[START]

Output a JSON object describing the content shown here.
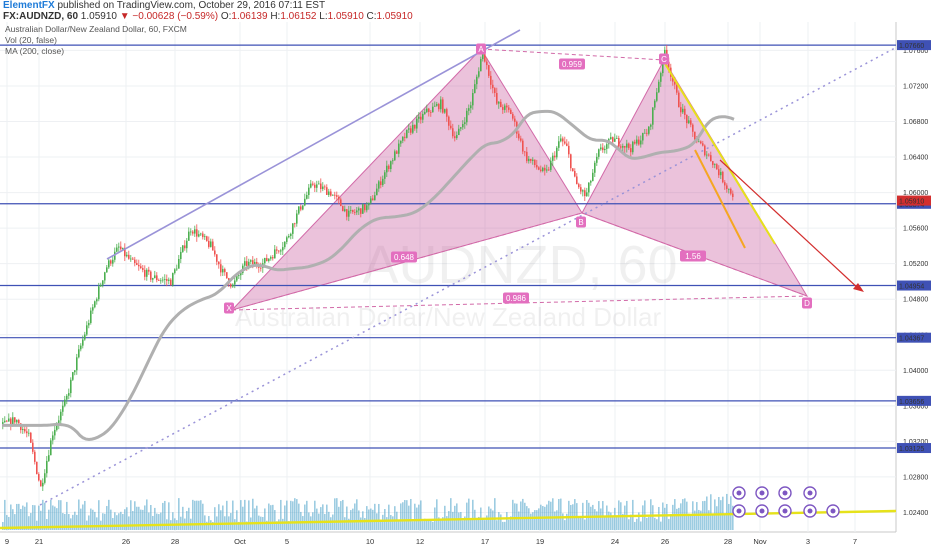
{
  "header": {
    "author": "ElementFX",
    "published": "published on TradingView.com, October 29, 2016 07:11 EST",
    "symbol": "FX:AUDNZD, 60",
    "last": "1.05910",
    "change": "−0.00628 (−0.59%)",
    "o_label": "O:",
    "o": "1.06139",
    "h_label": "H:",
    "h": "1.06152",
    "l_label": "L:",
    "l": "1.05910",
    "c_label": "C:",
    "c": "1.05910"
  },
  "legend": {
    "title": "Australian Dollar/New Zealand Dollar, 60, FXCM",
    "vol": "Vol (20, false)",
    "ma": "MA (200, close)"
  },
  "watermark": {
    "symbol": "AUDNZD, 60",
    "name": "Australian Dollar/New Zealand Dollar"
  },
  "colors": {
    "pattern_fill": "#c2408f",
    "pattern_stroke": "#d26aa8",
    "pattern_label_bg": "#e36fbf",
    "level_line": "#3f51b5",
    "level_label_bg": "#3f51b5",
    "trend_line": "#9a93d8",
    "ma_line": "#b0b0b0",
    "candle_up": "#4caf50",
    "candle_down": "#ef5350",
    "volume": "#4aa3c9",
    "yellow_line": "#e6e21a",
    "orange_line": "#f5a623",
    "red_arrow": "#d32f2f",
    "price_label_red": "#d32f2f"
  },
  "chart_data": {
    "type": "candlestick",
    "price_axis": {
      "ylim": [
        1.0218,
        1.0792
      ],
      "ticks": [
        "1.07600",
        "1.07200",
        "1.06800",
        "1.06400",
        "1.06000",
        "1.05600",
        "1.05200",
        "1.04800",
        "1.04400",
        "1.04000",
        "1.03600",
        "1.03200",
        "1.02800",
        "1.02400"
      ]
    },
    "time_axis": {
      "ticks": [
        "9",
        "21",
        "26",
        "28",
        "Oct",
        "5",
        "10",
        "12",
        "17",
        "19",
        "24",
        "26",
        "28",
        "Nov",
        "3",
        "7"
      ]
    },
    "horizontal_levels": [
      "1.07660",
      "1.05874",
      "1.04954",
      "1.04367",
      "1.03656",
      "1.03125"
    ],
    "last_price_label": "1.05910",
    "harmonic_pattern": {
      "points": [
        {
          "name": "X",
          "price": 1.0493
        },
        {
          "name": "A",
          "price": 1.0766
        },
        {
          "name": "B",
          "price": 1.0593
        },
        {
          "name": "C",
          "price": 1.0766
        },
        {
          "name": "D",
          "price": 1.05
        }
      ],
      "ratios": [
        "0.959",
        "0.648",
        "1.56",
        "0.986"
      ]
    },
    "grid": true,
    "legend_position": "top-left"
  },
  "icons": [
    "event-icon"
  ]
}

[END]

What needs to be done -
Where a line holds "Australian", copy it out.

Full output -
    "title": "Australian Dollar/New Zealand Dollar, 60, FXCM",
    "name": "Australian Dollar/New Zealand Dollar"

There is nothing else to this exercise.